▸ **WHAT TO DO**:
Strip the pictures and reproduce the rest of the listing exactly.

▼

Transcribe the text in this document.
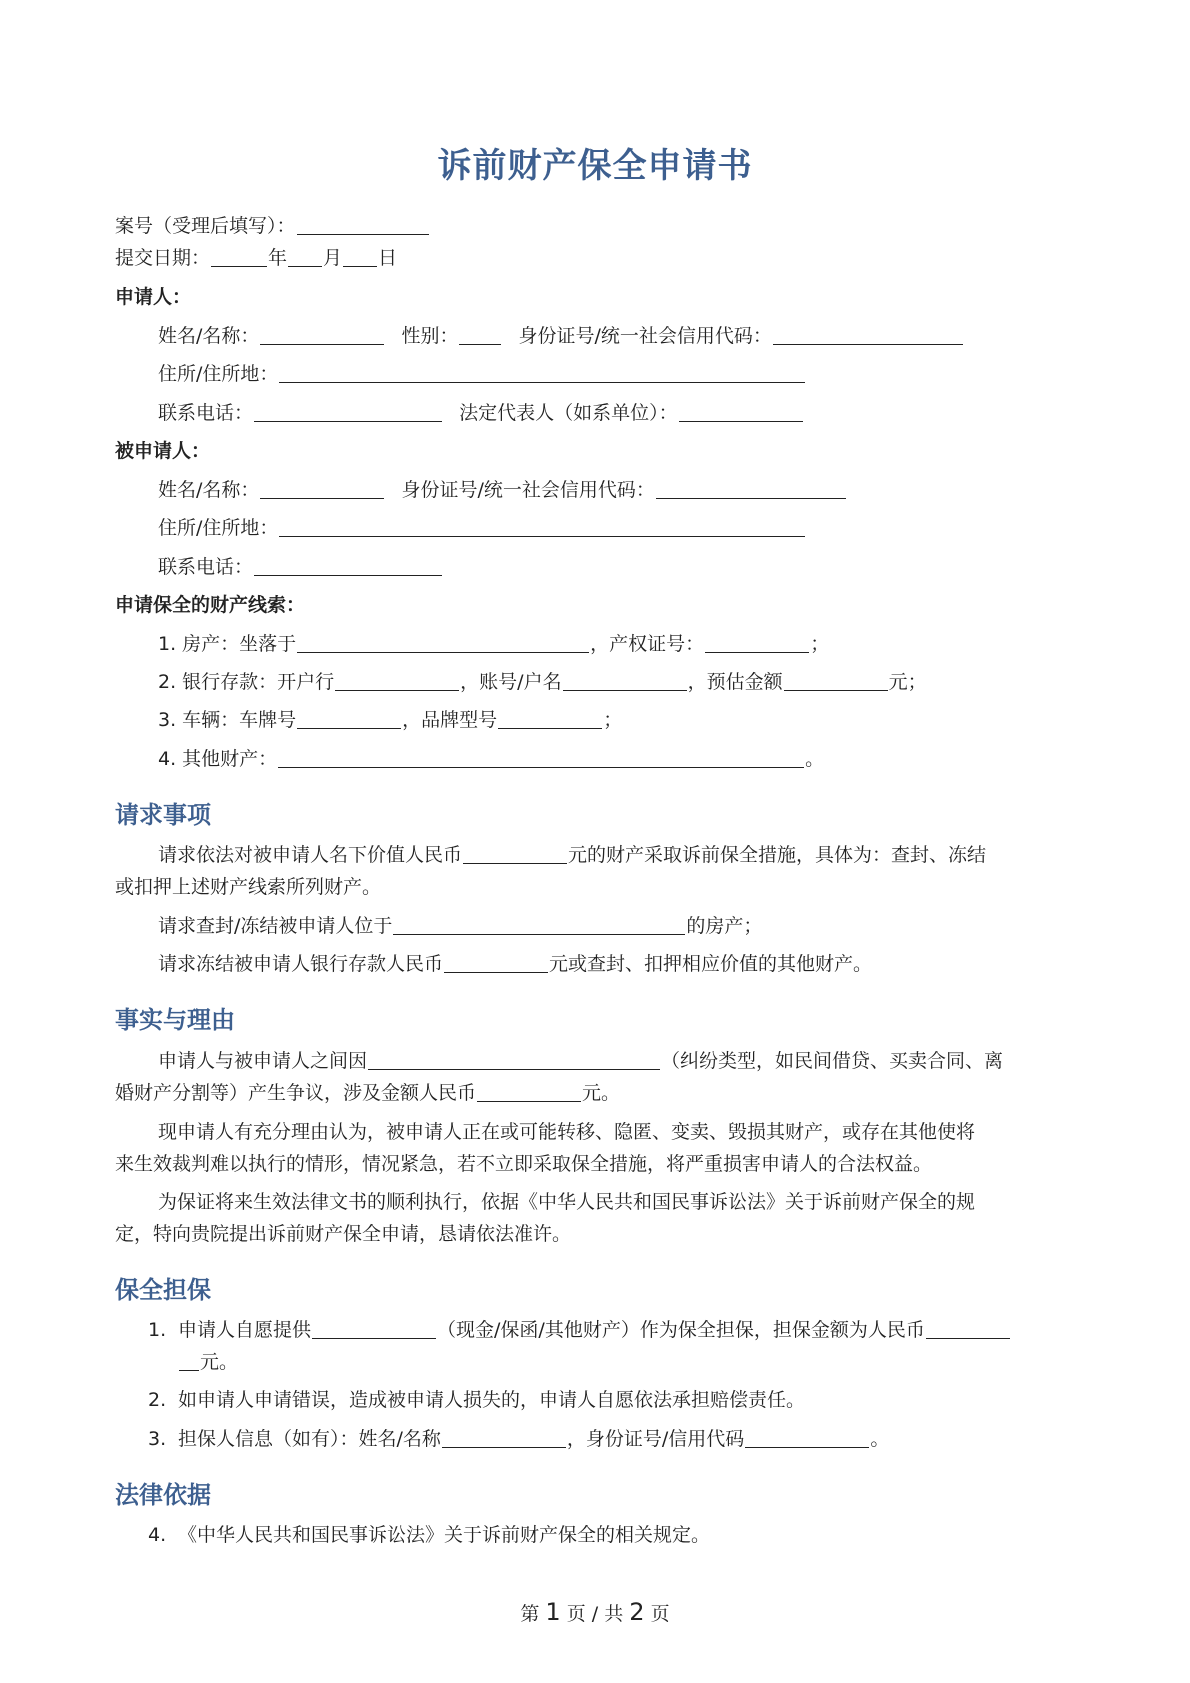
诉前财产保全申请书
案号（受理后填写）：
提交日期：	年 月 日
申请人：
姓名/名称：	性别：	身份证号/统一社会信用代码：
住所/住所地：
联系电话：	法定代表人（如系单位）：
被申请人：
姓名/名称：	身份证号/统一社会信用代码：
住所/住所地：
联系电话：
申请保全的财产线索：
1. 房产：坐落于	，产权证号：	；
2. 银行存款：开户行	，账号/户名	，预估金额	元；
3. 车辆：车牌号	，品牌型号	；
4. 其他财产：	。
请求事项
请求依法对被申请人名下价值人民币	元的财产采取诉前保全措施，具体为：查封、冻结
或扣押上述财产线索所列财产。
请求查封/冻结被申请人位于	的房产；
请求冻结被申请人银行存款人民币	元或查封、扣押相应价值的其他财产。
事实与理由
申请人与被申请人之间因	（纠纷类型，如民间借贷、买卖合同、离
婚财产分割等）产生争议，涉及金额人民币	元。
现申请人有充分理由认为，被申请人正在或可能转移、隐匿、变卖、毁损其财产，或存在其他使将
来生效裁判难以执行的情形，情况紧急，若不立即采取保全措施，将严重损害申请人的合法权益。
为保证将来生效法律文书的顺利执行，依据《中华人民共和国民事诉讼法》关于诉前财产保全的规
定，特向贵院提出诉前财产保全申请，恳请依法准许。
保全担保
1. 申请人自愿提供	（现金/保函/其他财产）作为保全担保，担保金额为人民币
元。
2. 如申请人申请错误，造成被申请人损失的，申请人自愿依法承担赔偿责任。
3. 担保人信息（如有）：姓名/名称	，身份证号/信用代码	。
法律依据
4. 《中华人民共和国民事诉讼法》关于诉前财产保全的相关规定。
第 1 页 / 共 2 页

▲

▸ **SOLUTION BELOW**:
Transcribe the text in this document.
诉前财产保全申请书
案号（受理后填写）：
提交日期：	年 月 日
申请人：
姓名/名称：	性别：	身份证号/统一社会信用代码：
住所/住所地：
联系电话：	法定代表人（如系单位）：
被申请人：
姓名/名称：	身份证号/统一社会信用代码：
住所/住所地：
联系电话：
申请保全的财产线索：
1. 房产：坐落于	，产权证号：	；
2. 银行存款：开户行	，账号/户名	，预估金额	元；
3. 车辆：车牌号	，品牌型号	；
4. 其他财产：	。
请求事项
请求依法对被申请人名下价值人民币	元的财产采取诉前保全措施，具体为：查封、冻结
或扣押上述财产线索所列财产。
请求查封/冻结被申请人位于	的房产；
请求冻结被申请人银行存款人民币	元或查封、扣押相应价值的其他财产。
事实与理由
申请人与被申请人之间因	（纠纷类型，如民间借贷、买卖合同、离
婚财产分割等）产生争议，涉及金额人民币	元。
现申请人有充分理由认为，被申请人正在或可能转移、隐匿、变卖、毁损其财产，或存在其他使将
来生效裁判难以执行的情形，情况紧急，若不立即采取保全措施，将严重损害申请人的合法权益。
为保证将来生效法律文书的顺利执行，依据《中华人民共和国民事诉讼法》关于诉前财产保全的规
定，特向贵院提出诉前财产保全申请，恳请依法准许。
保全担保
1. 申请人自愿提供	（现金/保函/其他财产）作为保全担保，担保金额为人民币
元。
2. 如申请人申请错误，造成被申请人损失的，申请人自愿依法承担赔偿责任。
3. 担保人信息（如有）：姓名/名称	，身份证号/信用代码	。
法律依据
4. 《中华人民共和国民事诉讼法》关于诉前财产保全的相关规定。
第 1 页 / 共 2 页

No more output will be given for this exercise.